Skip the pictures. Copy all the rest of the records down exactly.

__Excerpted data__.
****************

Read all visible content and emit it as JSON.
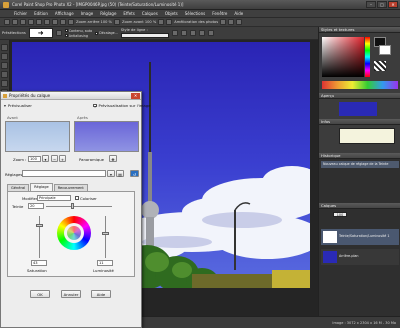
{
  "window": {
    "title": "Corel Paint Shop Pro Photo X2 - [IMGP0046P.jpg  (50) (Teinte/Saturation/Luminosité 1)]",
    "minimize": "–",
    "maximize": "□",
    "close": "✕"
  },
  "menu": [
    "Fichier",
    "Edition",
    "Affichage",
    "Image",
    "Réglage",
    "Effets",
    "Calques",
    "Objets",
    "Sélections",
    "Fenêtre",
    "Aide"
  ],
  "toolbar": {
    "zoom_in": "Zoom arrière 100 %",
    "zoom_out": "Zoom avant 100 %",
    "enhance": "Amélioration des photos"
  },
  "tool_options": {
    "label": "Présélections",
    "checks": [
      "Contenu, auto",
      "Décalage...",
      "Antialiasing"
    ],
    "style_label": "Style de ligne :"
  },
  "panels": {
    "materials": "Styles et textures",
    "overview": "Aperçu",
    "learning": "Infos",
    "history": "Historique",
    "layers": "Calques",
    "history_item": "Nouveau calque de réglage de la Teinte",
    "layer_items": [
      "Teinte/Saturation/Luminosité 1",
      "Arrière-plan"
    ],
    "layer_opacity": "100"
  },
  "status": {
    "left": "Aide",
    "right": "Image : 3072 x 2304 x 16 M  -  30 Mo"
  },
  "dialog": {
    "title": "Propriétés du calque",
    "preview_label": "Prévisualiser",
    "preview_on_image": "Prévisualisation sur l'image",
    "before_label": "Avant",
    "after_label": "Après",
    "zoom_label": "Zoom :",
    "zoom_value": "100",
    "pan_label": "Panoramique",
    "presets_label": "Réglages :",
    "tabs": [
      "Général",
      "Réglage",
      "Recouvrement"
    ],
    "modify_label": "Modifier",
    "modify_value": "Principale",
    "colorize_label": "Coloriser",
    "hue_label": "Teinte",
    "hue_value": "20",
    "saturation_label": "Saturation",
    "saturation_value": "43",
    "lightness_label": "Luminosité",
    "lightness_value": "11",
    "ok": "OK",
    "cancel": "Annuler",
    "help": "Aide"
  }
}
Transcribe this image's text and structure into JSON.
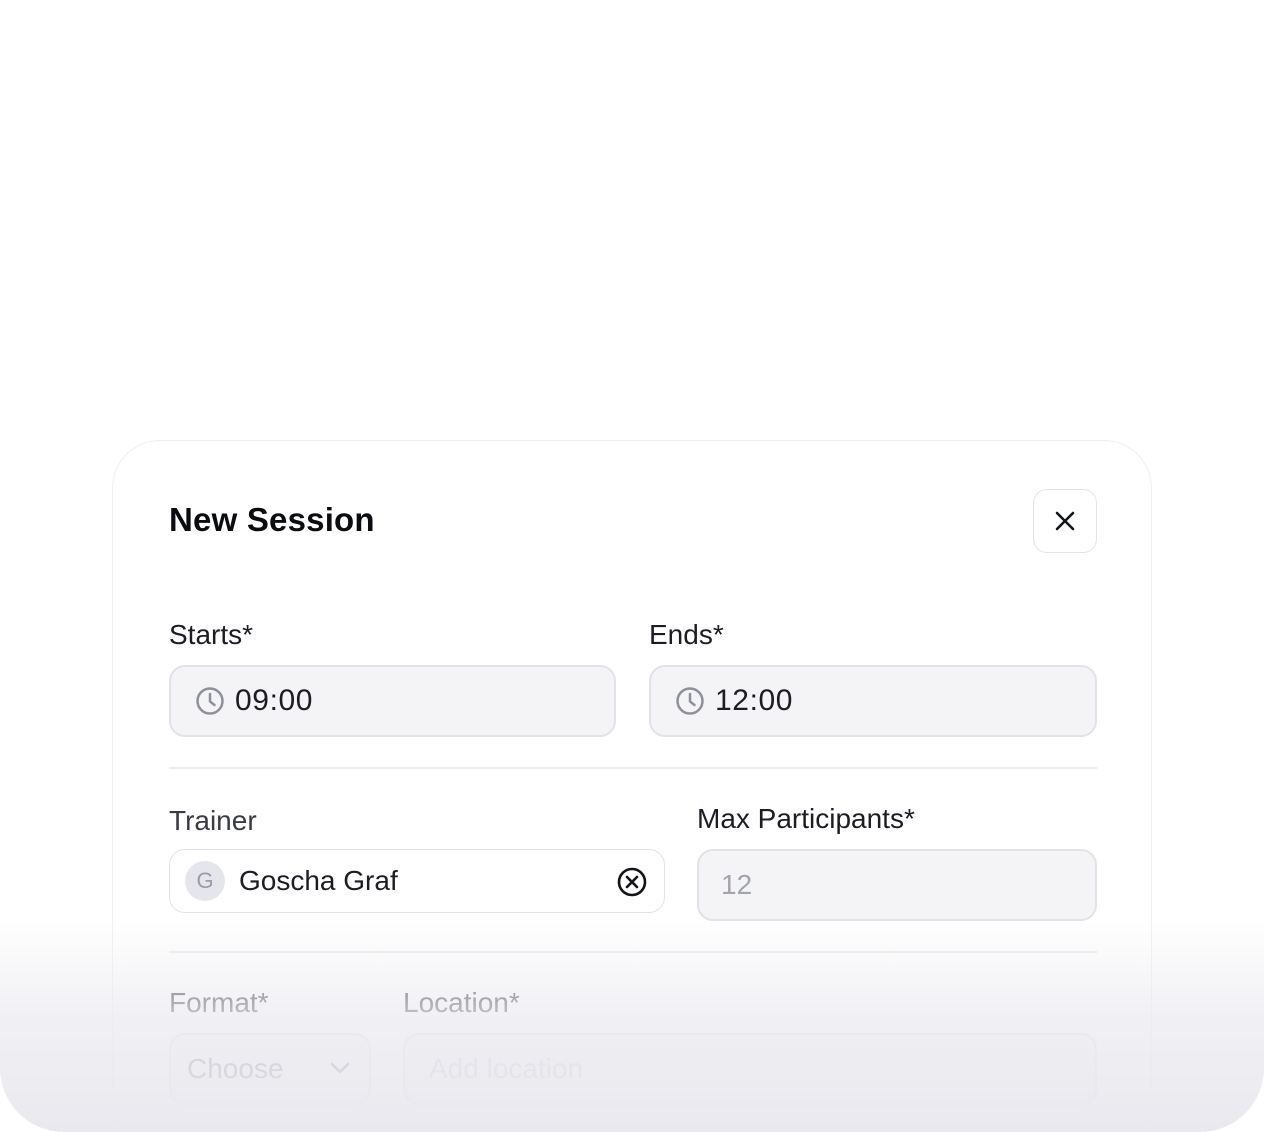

****************

__Finished exercise__.
Read all visible content and emit it as JSON.
{
  "window": {
    "title": "Corel Paint Shop Pro Photo X2 - [IMGP0046P.jpg  (50) (Teinte/Saturation/Luminosité 1)]",
    "minimize": "–",
    "maximize": "□",
    "close": "✕"
  },
  "menu": [
    "Fichier",
    "Edition",
    "Affichage",
    "Image",
    "Réglage",
    "Effets",
    "Calques",
    "Objets",
    "Sélections",
    "Fenêtre",
    "Aide"
  ],
  "toolbar": {
    "zoom_in": "Zoom arrière 100 %",
    "zoom_out": "Zoom avant 100 %",
    "enhance": "Amélioration des photos"
  },
  "tool_options": {
    "label": "Présélections",
    "checks": [
      "Contenu, auto",
      "Décalage...",
      "Antialiasing"
    ],
    "style_label": "Style de ligne :"
  },
  "panels": {
    "materials": "Styles et textures",
    "overview": "Aperçu",
    "learning": "Infos",
    "history": "Historique",
    "layers": "Calques",
    "history_item": "Nouveau calque de réglage de la Teinte",
    "layer_items": [
      "Teinte/Saturation/Luminosité 1",
      "Arrière-plan"
    ],
    "layer_opacity": "100"
  },
  "status": {
    "left": "Aide",
    "right": "Image : 3072 x 2304 x 16 M  -  30 Mo"
  },
  "dialog": {
    "title": "Propriétés du calque",
    "preview_label": "Prévisualiser",
    "preview_on_image": "Prévisualisation sur l'image",
    "before_label": "Avant",
    "after_label": "Après",
    "zoom_label": "Zoom :",
    "zoom_value": "100",
    "pan_label": "Panoramique",
    "presets_label": "Réglages :",
    "tabs": [
      "Général",
      "Réglage",
      "Recouvrement"
    ],
    "modify_label": "Modifier",
    "modify_value": "Principale",
    "colorize_label": "Coloriser",
    "hue_label": "Teinte",
    "hue_value": "20",
    "saturation_label": "Saturation",
    "saturation_value": "43",
    "lightness_label": "Luminosité",
    "lightness_value": "11",
    "ok": "OK",
    "cancel": "Annuler",
    "help": "Aide"
  }
}
Transcribe this image's text and structure into JSON.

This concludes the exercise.